▸ Work to complete
1. From the ski mountaineering helmet discussion, return the passage between "Stano- It also" and "for such measures.", inclusive.
2. In the ski mountaineering helmet discussion, where did David Dornian notice the Salomon MTN Lab in stock?


  13. Hey Luke, Thanks for stopping by.
    I came across that helmet when researching and does meet both standards. However, its weight is listed over 500g so I did not include it here. Also its ventilation doesn’t appear enough for skimo but I could be wrong on this.

  14. Luke Nelson says:

    Stano- It also looks like the Sweet Protection Ignitor Alpiniste would meet the required standards. Worth checking out.

  15. David Dornian says:

    Salomon MTN Lab in stock at MEC Calgary, I noticed today. Looks like they’re coming to Canada.

  16. Dave, Peter, Jonathan here’s my take on things you are discussing:

    1) ISMF rules don’t say to wear a hat, cap, bandana, etc… they are just asking racers to carry it (like a windproof jacket). However, there could be the odd situation where an organizer or check-point personal will instruct you to put a hat or a bandana on (again, just like with a jacket, or crampons) because they decide conditions are calling for such measures.

▸ Dataset excerpts
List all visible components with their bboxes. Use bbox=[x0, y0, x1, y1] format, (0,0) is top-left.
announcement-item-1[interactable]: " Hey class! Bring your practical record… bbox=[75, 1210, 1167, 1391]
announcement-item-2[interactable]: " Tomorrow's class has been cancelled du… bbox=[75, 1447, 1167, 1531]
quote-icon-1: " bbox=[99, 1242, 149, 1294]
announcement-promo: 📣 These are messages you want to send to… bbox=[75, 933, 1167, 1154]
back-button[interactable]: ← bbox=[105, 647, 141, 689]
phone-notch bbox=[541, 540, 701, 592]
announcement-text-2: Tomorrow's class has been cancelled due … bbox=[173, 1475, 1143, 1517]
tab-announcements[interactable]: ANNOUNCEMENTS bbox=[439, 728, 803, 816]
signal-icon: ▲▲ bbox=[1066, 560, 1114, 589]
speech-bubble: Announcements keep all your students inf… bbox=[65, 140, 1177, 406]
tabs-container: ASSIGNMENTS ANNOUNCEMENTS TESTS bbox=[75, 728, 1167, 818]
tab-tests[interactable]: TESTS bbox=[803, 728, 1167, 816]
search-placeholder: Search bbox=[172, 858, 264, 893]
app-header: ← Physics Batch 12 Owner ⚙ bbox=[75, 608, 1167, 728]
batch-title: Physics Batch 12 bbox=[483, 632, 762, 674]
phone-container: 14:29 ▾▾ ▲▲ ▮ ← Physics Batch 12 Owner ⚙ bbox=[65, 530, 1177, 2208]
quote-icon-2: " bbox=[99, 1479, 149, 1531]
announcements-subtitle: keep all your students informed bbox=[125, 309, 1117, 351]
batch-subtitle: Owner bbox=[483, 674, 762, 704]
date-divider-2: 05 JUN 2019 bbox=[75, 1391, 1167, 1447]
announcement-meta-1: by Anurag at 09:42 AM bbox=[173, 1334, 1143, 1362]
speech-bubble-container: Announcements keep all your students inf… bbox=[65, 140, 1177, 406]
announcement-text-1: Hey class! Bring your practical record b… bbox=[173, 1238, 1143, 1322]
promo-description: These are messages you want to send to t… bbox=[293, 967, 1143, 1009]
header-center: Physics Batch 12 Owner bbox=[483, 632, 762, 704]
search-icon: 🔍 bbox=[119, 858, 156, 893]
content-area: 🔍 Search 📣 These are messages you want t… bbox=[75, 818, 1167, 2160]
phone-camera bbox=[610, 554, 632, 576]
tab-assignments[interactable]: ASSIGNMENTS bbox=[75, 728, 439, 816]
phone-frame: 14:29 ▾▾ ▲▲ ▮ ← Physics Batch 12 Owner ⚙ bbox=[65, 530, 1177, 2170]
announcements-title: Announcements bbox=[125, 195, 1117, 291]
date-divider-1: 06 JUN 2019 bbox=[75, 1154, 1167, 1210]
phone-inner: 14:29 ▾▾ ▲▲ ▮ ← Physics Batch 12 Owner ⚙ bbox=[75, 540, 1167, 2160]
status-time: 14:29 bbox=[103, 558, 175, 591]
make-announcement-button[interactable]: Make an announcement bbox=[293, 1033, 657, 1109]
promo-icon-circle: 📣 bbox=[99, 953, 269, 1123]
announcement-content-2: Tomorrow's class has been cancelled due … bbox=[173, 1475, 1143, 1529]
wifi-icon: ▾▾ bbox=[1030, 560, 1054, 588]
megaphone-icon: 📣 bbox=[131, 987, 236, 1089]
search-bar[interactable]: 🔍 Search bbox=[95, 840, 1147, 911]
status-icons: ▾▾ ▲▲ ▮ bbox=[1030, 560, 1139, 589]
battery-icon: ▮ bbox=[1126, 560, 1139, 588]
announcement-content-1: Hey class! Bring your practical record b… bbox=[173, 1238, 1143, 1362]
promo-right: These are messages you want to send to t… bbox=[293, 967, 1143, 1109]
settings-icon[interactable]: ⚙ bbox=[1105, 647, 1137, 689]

▸ Solutions below
1.
Stano- It also looks like the Sweet Protection Ignitor Alpiniste would meet the required standards. Worth checking out.

  15. David Dornian says:

    Salomon MTN Lab in stock at MEC Calgary, I noticed today. Looks like they’re coming to Canada.

  16. Dave, Peter, Jonathan here’s my take on things you are discussing:

    1) ISMF rules don’t say to wear a hat, cap, bandana, etc… they are just asking racers to carry it (like a windproof jacket). However, there could be the odd situation where an organizer or check-point personal will instruct you to put a hat or a bandana on (again, just like with a jacket, or crampons) because they decide conditions are calling for such measures.

2. At MEC Calgary.